Stored entries
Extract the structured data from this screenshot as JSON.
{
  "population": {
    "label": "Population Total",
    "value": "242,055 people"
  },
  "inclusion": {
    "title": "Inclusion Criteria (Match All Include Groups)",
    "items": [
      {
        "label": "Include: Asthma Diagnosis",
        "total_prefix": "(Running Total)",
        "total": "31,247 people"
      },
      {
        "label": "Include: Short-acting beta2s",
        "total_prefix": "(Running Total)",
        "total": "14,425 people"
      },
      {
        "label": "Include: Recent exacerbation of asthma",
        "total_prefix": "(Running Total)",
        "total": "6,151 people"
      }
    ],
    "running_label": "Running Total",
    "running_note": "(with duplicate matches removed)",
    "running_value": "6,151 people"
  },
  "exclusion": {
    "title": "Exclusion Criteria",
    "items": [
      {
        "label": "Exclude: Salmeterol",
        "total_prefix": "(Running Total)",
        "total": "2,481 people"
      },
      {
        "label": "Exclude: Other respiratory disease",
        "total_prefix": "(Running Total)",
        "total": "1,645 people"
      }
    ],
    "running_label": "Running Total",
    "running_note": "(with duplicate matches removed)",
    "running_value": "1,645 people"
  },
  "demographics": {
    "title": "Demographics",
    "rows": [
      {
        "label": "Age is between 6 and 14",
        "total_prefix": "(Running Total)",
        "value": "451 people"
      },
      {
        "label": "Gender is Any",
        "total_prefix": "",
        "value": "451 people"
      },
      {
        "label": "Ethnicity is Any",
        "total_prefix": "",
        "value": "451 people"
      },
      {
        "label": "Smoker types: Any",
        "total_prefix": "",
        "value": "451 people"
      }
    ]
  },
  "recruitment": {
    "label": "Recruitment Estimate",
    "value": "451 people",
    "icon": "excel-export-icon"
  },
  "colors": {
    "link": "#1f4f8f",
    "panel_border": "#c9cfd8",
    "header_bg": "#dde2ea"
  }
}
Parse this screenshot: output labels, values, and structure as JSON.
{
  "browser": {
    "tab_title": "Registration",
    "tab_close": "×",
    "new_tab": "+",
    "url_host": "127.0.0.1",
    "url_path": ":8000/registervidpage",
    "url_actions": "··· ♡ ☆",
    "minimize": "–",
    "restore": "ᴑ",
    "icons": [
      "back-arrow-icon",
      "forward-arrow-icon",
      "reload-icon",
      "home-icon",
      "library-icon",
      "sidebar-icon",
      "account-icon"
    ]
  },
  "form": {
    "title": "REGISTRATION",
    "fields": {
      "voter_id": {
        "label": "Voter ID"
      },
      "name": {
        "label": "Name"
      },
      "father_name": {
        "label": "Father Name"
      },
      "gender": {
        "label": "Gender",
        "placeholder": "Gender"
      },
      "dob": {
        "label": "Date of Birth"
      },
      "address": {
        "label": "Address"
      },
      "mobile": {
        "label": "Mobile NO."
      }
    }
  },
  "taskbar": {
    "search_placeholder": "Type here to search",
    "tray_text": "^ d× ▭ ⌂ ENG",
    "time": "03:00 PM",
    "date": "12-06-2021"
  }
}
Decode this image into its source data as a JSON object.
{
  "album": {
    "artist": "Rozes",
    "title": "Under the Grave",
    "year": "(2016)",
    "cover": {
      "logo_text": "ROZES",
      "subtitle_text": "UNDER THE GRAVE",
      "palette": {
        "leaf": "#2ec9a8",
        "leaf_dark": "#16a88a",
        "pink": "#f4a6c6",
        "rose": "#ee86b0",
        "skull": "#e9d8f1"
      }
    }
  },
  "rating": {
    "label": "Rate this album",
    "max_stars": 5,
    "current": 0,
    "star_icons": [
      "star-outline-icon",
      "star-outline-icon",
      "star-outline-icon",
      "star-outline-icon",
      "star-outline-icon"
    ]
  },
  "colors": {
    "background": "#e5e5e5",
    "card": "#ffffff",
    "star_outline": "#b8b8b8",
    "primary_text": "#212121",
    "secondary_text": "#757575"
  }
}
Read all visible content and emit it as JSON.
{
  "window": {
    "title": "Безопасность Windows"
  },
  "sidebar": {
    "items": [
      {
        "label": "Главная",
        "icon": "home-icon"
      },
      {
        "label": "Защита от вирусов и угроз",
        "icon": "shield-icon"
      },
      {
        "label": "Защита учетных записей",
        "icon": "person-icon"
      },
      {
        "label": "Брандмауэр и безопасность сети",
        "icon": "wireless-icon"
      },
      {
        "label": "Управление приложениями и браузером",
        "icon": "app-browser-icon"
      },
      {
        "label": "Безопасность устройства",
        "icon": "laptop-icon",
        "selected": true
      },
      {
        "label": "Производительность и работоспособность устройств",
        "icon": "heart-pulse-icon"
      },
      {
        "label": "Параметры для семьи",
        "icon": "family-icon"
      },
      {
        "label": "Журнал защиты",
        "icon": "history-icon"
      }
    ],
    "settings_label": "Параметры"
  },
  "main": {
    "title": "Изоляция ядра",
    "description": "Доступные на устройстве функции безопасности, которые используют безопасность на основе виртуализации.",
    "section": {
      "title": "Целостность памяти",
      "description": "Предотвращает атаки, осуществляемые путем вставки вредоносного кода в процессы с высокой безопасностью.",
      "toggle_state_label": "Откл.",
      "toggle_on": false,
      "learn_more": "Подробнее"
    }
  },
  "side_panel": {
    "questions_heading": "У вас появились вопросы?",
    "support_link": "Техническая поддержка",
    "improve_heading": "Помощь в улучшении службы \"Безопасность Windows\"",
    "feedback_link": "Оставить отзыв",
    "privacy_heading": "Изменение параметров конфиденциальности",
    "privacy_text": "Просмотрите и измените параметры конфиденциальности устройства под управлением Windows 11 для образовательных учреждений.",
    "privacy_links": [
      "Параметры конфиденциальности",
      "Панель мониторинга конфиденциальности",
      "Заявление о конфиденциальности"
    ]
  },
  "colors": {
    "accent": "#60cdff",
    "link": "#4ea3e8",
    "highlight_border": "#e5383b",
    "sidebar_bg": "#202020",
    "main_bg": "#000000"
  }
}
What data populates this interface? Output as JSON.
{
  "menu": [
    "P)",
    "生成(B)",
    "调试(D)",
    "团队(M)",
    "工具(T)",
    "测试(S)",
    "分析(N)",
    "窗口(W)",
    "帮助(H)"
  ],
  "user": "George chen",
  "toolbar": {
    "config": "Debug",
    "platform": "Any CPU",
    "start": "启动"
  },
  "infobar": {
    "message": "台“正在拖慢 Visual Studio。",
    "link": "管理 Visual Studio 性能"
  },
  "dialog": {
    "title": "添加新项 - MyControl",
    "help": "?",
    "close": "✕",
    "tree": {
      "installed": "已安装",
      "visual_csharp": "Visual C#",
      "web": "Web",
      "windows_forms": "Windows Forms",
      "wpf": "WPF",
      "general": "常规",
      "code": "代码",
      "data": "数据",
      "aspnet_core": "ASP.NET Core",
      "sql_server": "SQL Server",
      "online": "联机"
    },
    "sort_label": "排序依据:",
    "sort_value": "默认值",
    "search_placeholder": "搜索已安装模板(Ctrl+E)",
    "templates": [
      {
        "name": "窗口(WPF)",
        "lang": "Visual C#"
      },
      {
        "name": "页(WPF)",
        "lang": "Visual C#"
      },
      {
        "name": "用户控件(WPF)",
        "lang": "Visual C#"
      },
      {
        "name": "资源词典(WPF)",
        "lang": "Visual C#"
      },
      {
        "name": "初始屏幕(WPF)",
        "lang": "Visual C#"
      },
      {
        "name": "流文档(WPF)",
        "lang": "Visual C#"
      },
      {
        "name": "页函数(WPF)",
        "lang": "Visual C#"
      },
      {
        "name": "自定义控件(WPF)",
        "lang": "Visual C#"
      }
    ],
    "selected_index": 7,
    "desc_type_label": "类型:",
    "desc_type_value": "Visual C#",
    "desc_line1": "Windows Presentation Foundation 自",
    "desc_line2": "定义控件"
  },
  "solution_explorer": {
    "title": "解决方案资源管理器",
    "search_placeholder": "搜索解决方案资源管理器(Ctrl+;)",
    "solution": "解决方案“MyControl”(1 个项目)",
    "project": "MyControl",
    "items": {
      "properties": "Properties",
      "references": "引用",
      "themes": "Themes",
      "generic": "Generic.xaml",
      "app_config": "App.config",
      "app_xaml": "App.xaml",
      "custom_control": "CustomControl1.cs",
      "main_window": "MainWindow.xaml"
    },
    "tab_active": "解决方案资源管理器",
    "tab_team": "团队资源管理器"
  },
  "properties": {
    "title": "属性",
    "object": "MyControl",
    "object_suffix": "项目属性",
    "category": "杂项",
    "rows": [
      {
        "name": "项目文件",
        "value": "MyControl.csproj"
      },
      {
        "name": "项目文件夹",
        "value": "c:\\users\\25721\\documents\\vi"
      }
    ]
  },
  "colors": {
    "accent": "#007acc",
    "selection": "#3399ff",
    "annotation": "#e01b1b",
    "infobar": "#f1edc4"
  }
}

● **Stated task**: Only lines holding the string "Windows" are wanted; gather each one from the entries above.

● **Exercise result**:
    "title": "Безопасность Windows"
    "improve_heading": "Помощь в улучшении службы \"Безопасность Windows\"",
    "privacy_text": "Просмотрите и измените параметры конфиденциальности устройства под управлением Windows 11 для образовательных учреждений.",
      "windows_forms": "Windows Forms",
    "desc_line1": "Windows Presentation Foundation 自",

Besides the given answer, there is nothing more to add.